• [Instructions for the task]: Copy out all lines of the records in which the word "Habitant" appears.

• [Stored data entries]:
_____
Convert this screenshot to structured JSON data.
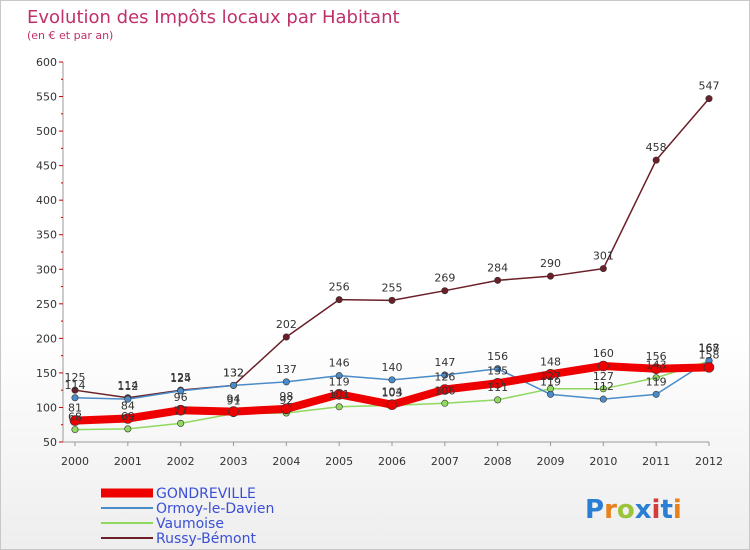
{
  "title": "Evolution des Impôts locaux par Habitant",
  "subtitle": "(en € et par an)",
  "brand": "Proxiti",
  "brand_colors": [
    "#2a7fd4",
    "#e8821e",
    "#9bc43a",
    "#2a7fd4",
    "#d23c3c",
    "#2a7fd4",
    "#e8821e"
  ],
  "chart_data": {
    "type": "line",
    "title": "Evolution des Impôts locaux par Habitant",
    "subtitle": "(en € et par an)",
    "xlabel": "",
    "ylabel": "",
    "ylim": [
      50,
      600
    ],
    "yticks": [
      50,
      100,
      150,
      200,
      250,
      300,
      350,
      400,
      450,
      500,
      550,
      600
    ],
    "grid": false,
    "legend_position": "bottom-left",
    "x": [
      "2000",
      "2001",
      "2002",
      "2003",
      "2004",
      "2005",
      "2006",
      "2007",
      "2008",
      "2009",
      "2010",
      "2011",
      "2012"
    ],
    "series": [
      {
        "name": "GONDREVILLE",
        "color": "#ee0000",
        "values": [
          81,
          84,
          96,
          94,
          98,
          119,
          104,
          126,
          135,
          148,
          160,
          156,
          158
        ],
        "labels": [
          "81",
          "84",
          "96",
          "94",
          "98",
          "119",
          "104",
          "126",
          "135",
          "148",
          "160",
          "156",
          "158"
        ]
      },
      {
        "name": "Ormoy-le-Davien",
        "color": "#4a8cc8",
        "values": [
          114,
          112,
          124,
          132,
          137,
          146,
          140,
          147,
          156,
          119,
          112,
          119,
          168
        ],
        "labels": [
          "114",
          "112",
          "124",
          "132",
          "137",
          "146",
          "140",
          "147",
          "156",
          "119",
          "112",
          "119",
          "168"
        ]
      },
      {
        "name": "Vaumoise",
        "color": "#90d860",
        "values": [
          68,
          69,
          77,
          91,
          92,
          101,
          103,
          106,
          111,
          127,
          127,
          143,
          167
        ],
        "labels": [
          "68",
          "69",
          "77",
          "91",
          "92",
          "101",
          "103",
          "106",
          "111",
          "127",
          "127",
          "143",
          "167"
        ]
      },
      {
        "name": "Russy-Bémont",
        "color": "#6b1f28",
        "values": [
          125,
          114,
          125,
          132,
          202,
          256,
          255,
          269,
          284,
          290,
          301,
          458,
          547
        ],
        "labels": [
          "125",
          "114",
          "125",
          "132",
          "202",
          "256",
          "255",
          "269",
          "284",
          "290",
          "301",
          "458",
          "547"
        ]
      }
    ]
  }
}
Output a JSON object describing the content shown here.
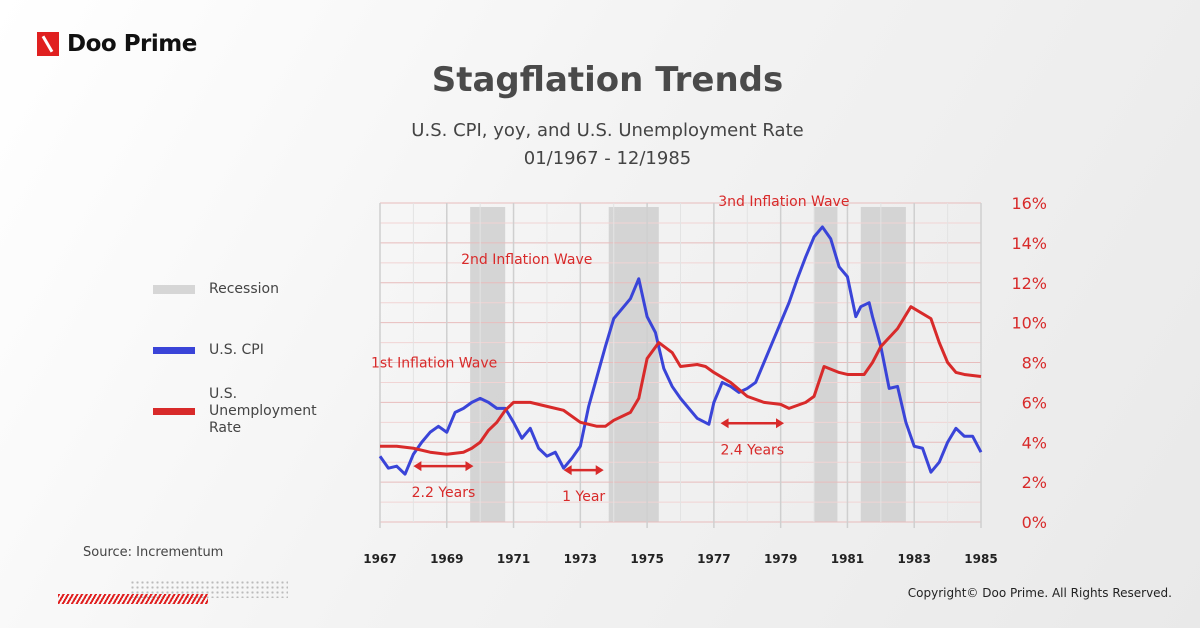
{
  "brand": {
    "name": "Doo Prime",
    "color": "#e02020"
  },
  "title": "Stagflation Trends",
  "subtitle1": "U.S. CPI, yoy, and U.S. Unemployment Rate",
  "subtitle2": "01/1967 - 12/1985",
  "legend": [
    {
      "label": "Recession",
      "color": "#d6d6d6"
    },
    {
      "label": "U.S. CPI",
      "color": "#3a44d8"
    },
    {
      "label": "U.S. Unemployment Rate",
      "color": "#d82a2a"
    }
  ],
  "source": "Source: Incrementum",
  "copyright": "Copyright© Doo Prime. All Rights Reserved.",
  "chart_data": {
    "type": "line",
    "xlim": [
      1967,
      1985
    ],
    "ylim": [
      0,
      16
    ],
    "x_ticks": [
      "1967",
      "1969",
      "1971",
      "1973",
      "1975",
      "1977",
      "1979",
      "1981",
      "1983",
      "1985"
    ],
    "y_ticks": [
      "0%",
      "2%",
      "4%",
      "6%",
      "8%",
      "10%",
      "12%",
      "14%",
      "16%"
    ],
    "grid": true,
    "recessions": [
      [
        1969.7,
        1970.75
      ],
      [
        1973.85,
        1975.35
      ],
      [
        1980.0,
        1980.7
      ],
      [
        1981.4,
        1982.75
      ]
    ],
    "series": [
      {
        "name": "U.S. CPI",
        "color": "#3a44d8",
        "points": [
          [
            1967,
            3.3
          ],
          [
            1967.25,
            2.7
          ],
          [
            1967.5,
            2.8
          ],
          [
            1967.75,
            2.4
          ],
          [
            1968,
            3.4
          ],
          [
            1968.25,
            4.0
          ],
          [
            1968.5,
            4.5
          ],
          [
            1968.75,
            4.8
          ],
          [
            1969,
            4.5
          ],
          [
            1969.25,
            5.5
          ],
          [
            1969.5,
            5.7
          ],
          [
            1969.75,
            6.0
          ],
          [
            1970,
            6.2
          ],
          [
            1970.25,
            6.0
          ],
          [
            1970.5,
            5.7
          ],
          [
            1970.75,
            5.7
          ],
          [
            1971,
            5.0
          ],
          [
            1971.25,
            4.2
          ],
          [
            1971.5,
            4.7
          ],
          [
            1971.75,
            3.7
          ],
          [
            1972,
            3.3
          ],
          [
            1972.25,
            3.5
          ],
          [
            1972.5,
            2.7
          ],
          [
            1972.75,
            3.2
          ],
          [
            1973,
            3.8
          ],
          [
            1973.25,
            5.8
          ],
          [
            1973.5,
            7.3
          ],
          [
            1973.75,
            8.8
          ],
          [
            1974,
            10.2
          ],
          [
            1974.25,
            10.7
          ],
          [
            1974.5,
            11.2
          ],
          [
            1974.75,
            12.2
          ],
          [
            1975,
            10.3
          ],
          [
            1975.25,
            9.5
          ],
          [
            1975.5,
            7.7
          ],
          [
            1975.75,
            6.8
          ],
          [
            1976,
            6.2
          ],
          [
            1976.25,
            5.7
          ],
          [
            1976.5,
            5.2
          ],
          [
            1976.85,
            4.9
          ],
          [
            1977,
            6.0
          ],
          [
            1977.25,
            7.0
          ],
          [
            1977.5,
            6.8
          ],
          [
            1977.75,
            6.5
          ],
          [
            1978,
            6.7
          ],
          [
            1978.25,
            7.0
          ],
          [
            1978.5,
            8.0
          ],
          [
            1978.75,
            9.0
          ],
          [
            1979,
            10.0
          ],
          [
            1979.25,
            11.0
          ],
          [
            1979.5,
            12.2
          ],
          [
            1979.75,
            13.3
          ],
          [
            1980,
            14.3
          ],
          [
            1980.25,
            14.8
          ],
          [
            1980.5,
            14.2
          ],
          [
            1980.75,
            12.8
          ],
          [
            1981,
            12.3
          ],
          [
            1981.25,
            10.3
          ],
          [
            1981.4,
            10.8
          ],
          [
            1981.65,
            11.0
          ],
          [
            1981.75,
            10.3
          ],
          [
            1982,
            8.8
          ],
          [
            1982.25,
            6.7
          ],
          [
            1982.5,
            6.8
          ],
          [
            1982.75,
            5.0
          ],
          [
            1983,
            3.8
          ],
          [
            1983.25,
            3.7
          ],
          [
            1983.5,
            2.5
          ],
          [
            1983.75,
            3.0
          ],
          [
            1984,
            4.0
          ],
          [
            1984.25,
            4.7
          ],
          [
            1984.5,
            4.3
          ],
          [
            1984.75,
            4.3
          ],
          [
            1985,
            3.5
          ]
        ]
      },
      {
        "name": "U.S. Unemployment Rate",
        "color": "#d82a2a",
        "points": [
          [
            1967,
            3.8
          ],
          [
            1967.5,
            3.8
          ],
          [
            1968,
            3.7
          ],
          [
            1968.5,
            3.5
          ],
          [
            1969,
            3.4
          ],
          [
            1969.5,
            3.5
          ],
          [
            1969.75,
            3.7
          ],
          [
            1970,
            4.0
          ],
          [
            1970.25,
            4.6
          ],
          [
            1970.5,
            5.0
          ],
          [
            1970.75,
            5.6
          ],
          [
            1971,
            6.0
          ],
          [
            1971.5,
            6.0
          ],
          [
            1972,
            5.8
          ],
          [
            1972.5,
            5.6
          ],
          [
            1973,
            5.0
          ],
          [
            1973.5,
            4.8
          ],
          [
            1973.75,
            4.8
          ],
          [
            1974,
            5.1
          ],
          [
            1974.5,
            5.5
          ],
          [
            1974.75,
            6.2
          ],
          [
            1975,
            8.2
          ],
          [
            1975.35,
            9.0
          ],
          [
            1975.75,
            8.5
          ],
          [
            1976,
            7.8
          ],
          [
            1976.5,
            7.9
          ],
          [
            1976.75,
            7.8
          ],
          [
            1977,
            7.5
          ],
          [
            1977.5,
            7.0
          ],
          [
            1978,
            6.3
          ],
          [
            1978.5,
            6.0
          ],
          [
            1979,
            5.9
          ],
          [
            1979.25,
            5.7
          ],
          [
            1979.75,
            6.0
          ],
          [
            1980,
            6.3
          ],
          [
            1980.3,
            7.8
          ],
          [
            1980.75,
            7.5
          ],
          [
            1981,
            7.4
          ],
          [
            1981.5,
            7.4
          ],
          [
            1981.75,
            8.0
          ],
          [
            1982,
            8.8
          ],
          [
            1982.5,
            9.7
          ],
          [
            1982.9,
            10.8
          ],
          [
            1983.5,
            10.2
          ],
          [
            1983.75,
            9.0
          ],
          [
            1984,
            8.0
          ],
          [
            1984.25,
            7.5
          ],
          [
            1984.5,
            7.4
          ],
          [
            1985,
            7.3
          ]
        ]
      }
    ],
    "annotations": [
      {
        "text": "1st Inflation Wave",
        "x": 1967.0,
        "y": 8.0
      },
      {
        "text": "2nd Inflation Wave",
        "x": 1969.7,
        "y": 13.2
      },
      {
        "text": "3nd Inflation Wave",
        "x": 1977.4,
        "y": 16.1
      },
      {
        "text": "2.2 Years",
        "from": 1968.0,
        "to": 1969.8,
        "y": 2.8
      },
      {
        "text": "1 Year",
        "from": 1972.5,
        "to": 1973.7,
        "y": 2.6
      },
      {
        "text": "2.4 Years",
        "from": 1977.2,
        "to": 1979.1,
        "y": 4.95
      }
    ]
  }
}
_____
• [Complete response]:
  "title": "Evolution des Impôts locaux par Habitant",
    "title": "Evolution des Impôts locaux par Habitant",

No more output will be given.